---------- RECORD SET ----------

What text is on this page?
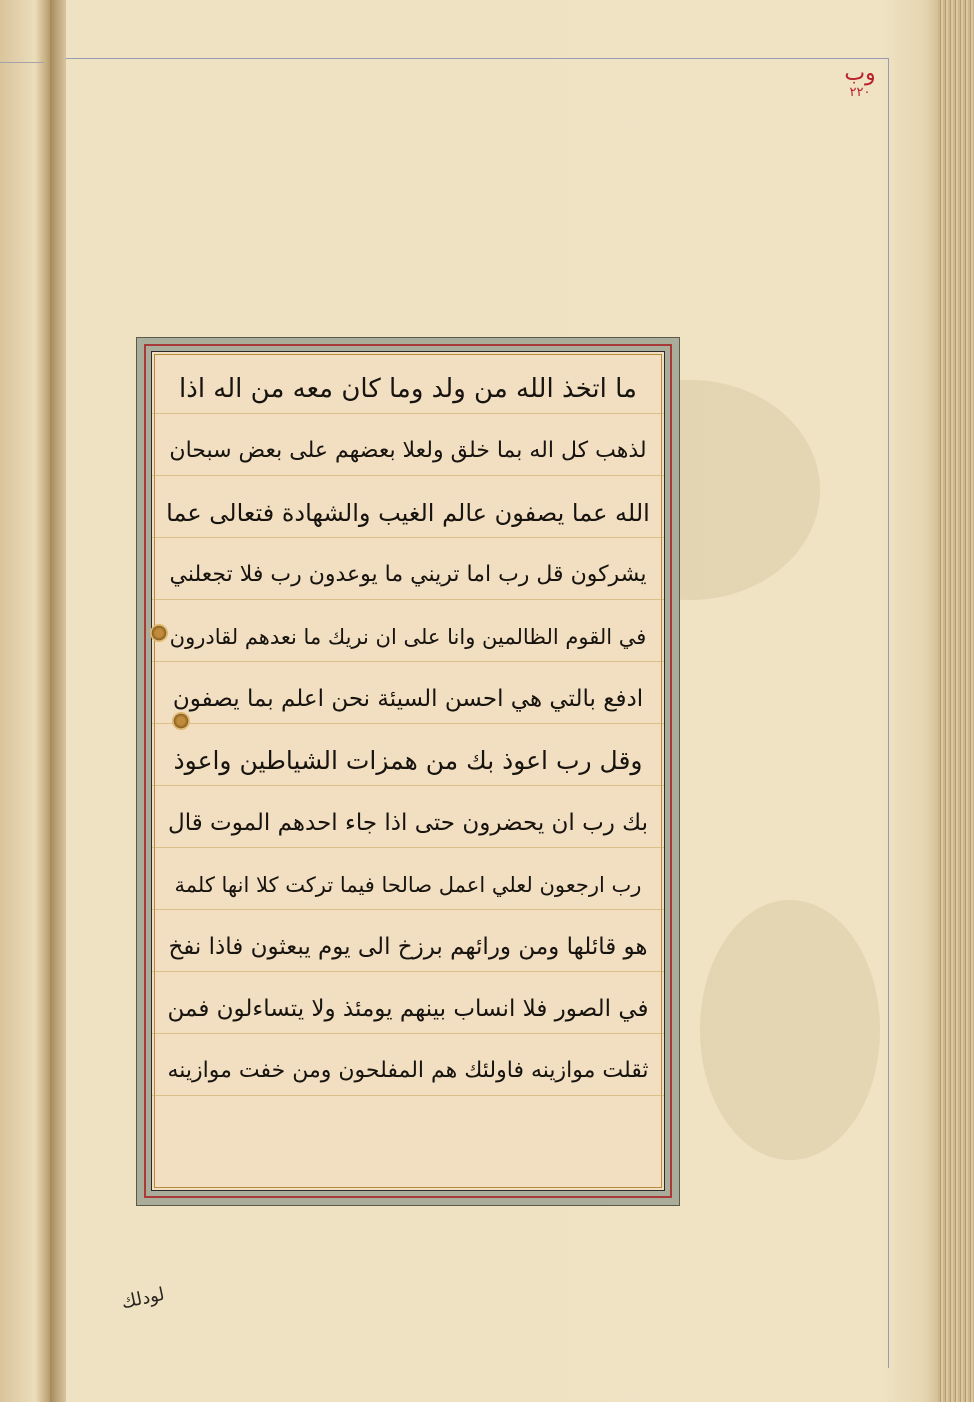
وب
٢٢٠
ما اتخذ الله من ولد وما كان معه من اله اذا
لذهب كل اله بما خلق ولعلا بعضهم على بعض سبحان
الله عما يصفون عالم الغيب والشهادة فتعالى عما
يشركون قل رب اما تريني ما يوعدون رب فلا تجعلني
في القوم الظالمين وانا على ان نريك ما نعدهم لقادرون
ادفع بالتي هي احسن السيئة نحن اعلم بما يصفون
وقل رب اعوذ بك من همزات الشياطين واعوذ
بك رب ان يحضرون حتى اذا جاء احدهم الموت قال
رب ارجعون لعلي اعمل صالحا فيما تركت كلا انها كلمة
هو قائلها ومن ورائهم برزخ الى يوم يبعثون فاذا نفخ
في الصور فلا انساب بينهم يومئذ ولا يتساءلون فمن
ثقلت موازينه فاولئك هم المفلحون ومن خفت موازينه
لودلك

----------
---------- RECORD SET ----------

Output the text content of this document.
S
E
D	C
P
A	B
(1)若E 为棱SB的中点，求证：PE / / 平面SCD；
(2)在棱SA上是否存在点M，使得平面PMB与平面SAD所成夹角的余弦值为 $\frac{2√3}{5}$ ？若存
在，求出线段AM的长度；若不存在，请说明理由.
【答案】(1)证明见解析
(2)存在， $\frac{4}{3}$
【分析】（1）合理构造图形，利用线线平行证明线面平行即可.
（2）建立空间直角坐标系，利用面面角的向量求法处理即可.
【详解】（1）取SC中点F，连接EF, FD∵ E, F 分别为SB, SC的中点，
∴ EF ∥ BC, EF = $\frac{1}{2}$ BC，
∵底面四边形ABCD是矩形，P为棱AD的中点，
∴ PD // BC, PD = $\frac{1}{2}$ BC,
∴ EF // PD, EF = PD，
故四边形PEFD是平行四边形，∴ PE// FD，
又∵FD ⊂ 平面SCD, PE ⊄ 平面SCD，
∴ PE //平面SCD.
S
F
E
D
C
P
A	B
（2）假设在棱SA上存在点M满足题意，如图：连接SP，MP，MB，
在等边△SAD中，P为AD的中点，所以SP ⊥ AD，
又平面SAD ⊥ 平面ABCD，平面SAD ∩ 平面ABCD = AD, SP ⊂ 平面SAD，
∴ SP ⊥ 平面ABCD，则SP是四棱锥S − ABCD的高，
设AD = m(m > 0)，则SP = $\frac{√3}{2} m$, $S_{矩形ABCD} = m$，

----------

Gather and return every line that holds the string "الله".

**SOLUTION TO THE EXERCISE:**
ما اتخذ الله من ولد وما كان معه من اله اذا
الله عما يصفون عالم الغيب والشهادة فتعالى عما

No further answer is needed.